Stored records
···

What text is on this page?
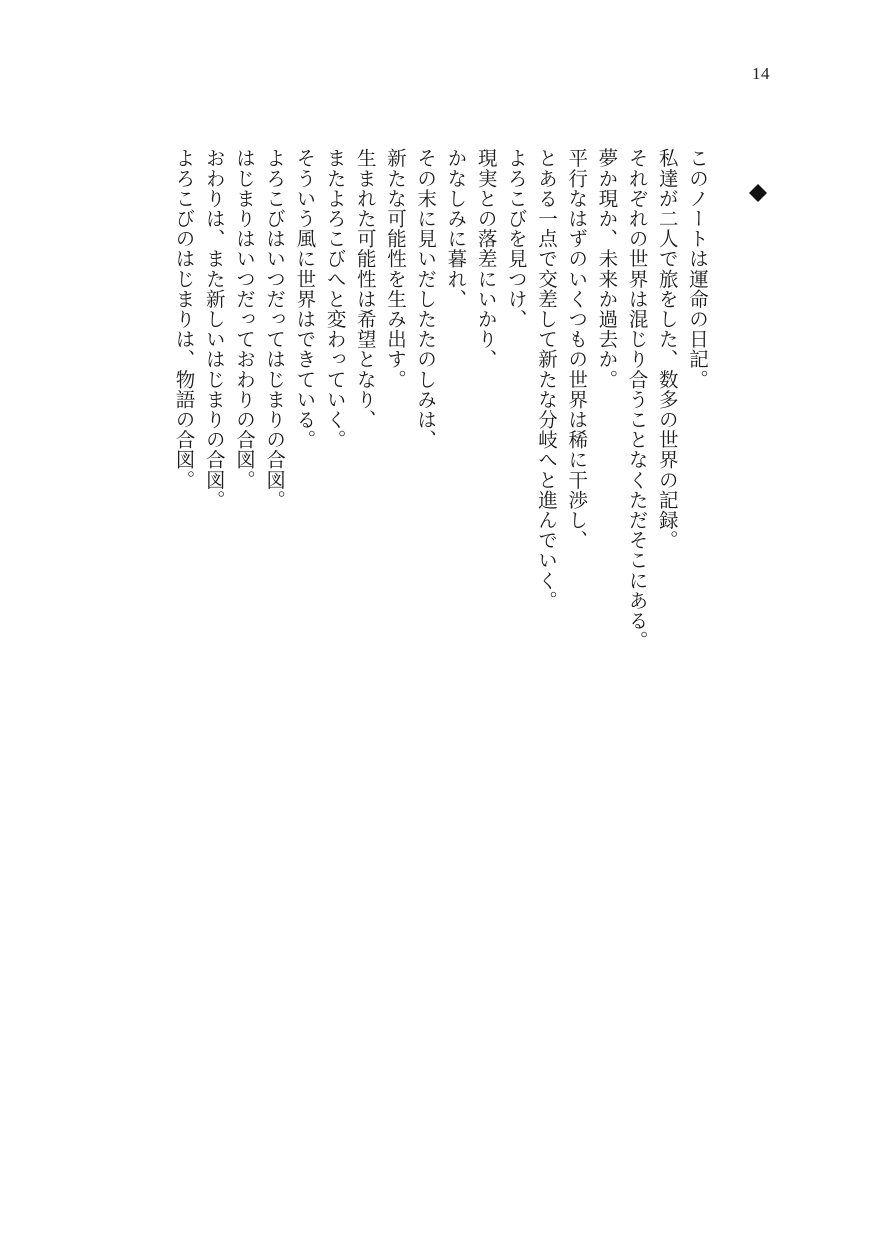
14
このノートは運命の日記。
私達が二人で旅をした、数多の世界の記録。
それぞれの世界は混じり合うことなくただそこにある。
夢か現か、未来か過去か。
平行なはずのいくつもの世界は稀に干渉し、
とある一点で交差して新たな分岐へと進んでいく。
よろこびを見つけ、
現実との落差にいかり、
かなしみに暮れ、
その末に見いだしたたのしみは、
新たな可能性を生み出す。
生まれた可能性は希望となり、
またよろこびへと変わっていく。
そういう風に世界はできている。
よろこびはいつだってはじまりの合図。
はじまりはいつだっておわりの合図。
おわりは、また新しいはじまりの合図。
よろこびのはじまりは、物語の合図。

···

REQUIREMENT —
Each entry above should be reproduced exactly, with the pictures removed.

SOLUTION TO THE PROBLEM —
What text is on this page?
14
このノートは運命の日記。
私達が二人で旅をした、数多の世界の記録。
それぞれの世界は混じり合うことなくただそこにある。
夢か現か、未来か過去か。
平行なはずのいくつもの世界は稀に干渉し、
とある一点で交差して新たな分岐へと進んでいく。
よろこびを見つけ、
現実との落差にいかり、
かなしみに暮れ、
その末に見いだしたたのしみは、
新たな可能性を生み出す。
生まれた可能性は希望となり、
またよろこびへと変わっていく。
そういう風に世界はできている。
よろこびはいつだってはじまりの合図。
はじまりはいつだっておわりの合図。
おわりは、また新しいはじまりの合図。
よろこびのはじまりは、物語の合図。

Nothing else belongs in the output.